Write out each entry again. Keep every word exactly as it is.
BEGIN
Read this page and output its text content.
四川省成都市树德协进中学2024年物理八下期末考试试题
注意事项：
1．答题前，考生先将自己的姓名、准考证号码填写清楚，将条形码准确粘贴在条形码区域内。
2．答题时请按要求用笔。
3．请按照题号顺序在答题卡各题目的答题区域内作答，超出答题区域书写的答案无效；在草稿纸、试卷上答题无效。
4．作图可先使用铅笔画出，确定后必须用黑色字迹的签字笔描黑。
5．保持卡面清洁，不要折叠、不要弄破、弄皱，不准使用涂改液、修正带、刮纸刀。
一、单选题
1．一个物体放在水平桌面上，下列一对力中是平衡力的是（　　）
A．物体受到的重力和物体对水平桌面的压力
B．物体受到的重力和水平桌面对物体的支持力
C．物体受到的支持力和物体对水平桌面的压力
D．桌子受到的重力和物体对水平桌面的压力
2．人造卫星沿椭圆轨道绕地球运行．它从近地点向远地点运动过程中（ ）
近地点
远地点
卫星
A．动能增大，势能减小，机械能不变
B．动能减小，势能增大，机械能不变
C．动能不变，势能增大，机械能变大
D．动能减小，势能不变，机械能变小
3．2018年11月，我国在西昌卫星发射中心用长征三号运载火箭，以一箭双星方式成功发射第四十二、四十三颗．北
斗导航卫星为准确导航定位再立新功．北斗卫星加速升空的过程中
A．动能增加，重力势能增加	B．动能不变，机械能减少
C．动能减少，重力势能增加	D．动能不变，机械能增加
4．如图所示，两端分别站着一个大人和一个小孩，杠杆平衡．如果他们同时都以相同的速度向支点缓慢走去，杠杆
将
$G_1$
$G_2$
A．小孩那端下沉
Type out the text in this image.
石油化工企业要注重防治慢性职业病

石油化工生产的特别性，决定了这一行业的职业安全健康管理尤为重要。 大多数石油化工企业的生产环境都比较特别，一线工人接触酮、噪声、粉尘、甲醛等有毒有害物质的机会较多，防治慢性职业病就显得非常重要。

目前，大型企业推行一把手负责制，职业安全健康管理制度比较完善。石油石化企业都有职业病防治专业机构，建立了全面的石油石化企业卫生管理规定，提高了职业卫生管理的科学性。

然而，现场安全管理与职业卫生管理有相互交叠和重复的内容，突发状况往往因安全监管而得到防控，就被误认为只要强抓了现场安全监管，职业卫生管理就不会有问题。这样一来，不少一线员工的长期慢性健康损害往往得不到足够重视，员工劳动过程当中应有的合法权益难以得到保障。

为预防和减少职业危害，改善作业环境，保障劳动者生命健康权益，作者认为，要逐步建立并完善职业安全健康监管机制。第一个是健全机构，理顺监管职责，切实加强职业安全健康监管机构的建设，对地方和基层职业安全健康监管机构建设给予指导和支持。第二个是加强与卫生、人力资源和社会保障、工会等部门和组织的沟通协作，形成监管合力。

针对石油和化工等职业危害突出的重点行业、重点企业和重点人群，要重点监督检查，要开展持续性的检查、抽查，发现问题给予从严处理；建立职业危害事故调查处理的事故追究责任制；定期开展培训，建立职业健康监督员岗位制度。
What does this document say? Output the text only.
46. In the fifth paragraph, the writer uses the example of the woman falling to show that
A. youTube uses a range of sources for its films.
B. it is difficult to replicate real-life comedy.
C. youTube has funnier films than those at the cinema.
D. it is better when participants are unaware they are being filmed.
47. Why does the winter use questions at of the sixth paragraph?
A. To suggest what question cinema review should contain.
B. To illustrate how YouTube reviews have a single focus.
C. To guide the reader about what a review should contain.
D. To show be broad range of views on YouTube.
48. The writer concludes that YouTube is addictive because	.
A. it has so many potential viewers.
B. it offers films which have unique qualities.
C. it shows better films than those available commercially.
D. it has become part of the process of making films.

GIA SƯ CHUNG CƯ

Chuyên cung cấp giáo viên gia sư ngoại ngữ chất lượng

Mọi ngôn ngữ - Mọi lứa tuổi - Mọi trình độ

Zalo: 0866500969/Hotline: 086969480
END
## FINISHED EXERCISE
Read this page and output its text content.
四川省成都市树德协进中学2024年物理八下期末考试试题
注意事项：
1．答题前，考生先将自己的姓名、准考证号码填写清楚，将条形码准确粘贴在条形码区域内。
2．答题时请按要求用笔。
3．请按照题号顺序在答题卡各题目的答题区域内作答，超出答题区域书写的答案无效；在草稿纸、试卷上答题无效。
4．作图可先使用铅笔画出，确定后必须用黑色字迹的签字笔描黑。
5．保持卡面清洁，不要折叠、不要弄破、弄皱，不准使用涂改液、修正带、刮纸刀。
一、单选题
1．一个物体放在水平桌面上，下列一对力中是平衡力的是（　　）
A．物体受到的重力和物体对水平桌面的压力
B．物体受到的重力和水平桌面对物体的支持力
C．物体受到的支持力和物体对水平桌面的压力
D．桌子受到的重力和物体对水平桌面的压力
2．人造卫星沿椭圆轨道绕地球运行．它从近地点向远地点运动过程中（ ）
近地点
远地点
卫星
A．动能增大，势能减小，机械能不变
B．动能减小，势能增大，机械能不变
C．动能不变，势能增大，机械能变大
D．动能减小，势能不变，机械能变小
3．2018年11月，我国在西昌卫星发射中心用长征三号运载火箭，以一箭双星方式成功发射第四十二、四十三颗．北
斗导航卫星为准确导航定位再立新功．北斗卫星加速升空的过程中
A．动能增加，重力势能增加	B．动能不变，机械能减少
C．动能减少，重力势能增加	D．动能不变，机械能增加
4．如图所示，两端分别站着一个大人和一个小孩，杠杆平衡．如果他们同时都以相同的速度向支点缓慢走去，杠杆
将
$G_1$
$G_2$
A．小孩那端下沉
Type out the text in this image.
石油化工企业要注重防治慢性职业病

石油化工生产的特别性，决定了这一行业的职业安全健康管理尤为重要。 大多数石油化工企业的生产环境都比较特别，一线工人接触酮、噪声、粉尘、甲醛等有毒有害物质的机会较多，防治慢性职业病就显得非常重要。

目前，大型企业推行一把手负责制，职业安全健康管理制度比较完善。石油石化企业都有职业病防治专业机构，建立了全面的石油石化企业卫生管理规定，提高了职业卫生管理的科学性。

然而，现场安全管理与职业卫生管理有相互交叠和重复的内容，突发状况往往因安全监管而得到防控，就被误认为只要强抓了现场安全监管，职业卫生管理就不会有问题。这样一来，不少一线员工的长期慢性健康损害往往得不到足够重视，员工劳动过程当中应有的合法权益难以得到保障。

为预防和减少职业危害，改善作业环境，保障劳动者生命健康权益，作者认为，要逐步建立并完善职业安全健康监管机制。第一个是健全机构，理顺监管职责，切实加强职业安全健康监管机构的建设，对地方和基层职业安全健康监管机构建设给予指导和支持。第二个是加强与卫生、人力资源和社会保障、工会等部门和组织的沟通协作，形成监管合力。

针对石油和化工等职业危害突出的重点行业、重点企业和重点人群，要重点监督检查，要开展持续性的检查、抽查，发现问题给予从严处理；建立职业危害事故调查处理的事故追究责任制；定期开展培训，建立职业健康监督员岗位制度。
What does this document say? Output the text only.
46. In the fifth paragraph, the writer uses the example of the woman falling to show that
A. youTube uses a range of sources for its films.
B. it is difficult to replicate real-life comedy.
C. youTube has funnier films than those at the cinema.
D. it is better when participants are unaware they are being filmed.
47. Why does the winter use questions at of the sixth paragraph?
A. To suggest what question cinema review should contain.
B. To illustrate how YouTube reviews have a single focus.
C. To guide the reader about what a review should contain.
D. To show be broad range of views on YouTube.
48. The writer concludes that YouTube is addictive because	.
A. it has so many potential viewers.
B. it offers films which have unique qualities.
C. it shows better films than those available commercially.
D. it has become part of the process of making films.

GIA SƯ CHUNG CƯ

Chuyên cung cấp giáo viên gia sư ngoại ngữ chất lượng

Mọi ngôn ngữ - Mọi lứa tuổi - Mọi trình độ

Zalo: 0866500969/Hotline: 086969480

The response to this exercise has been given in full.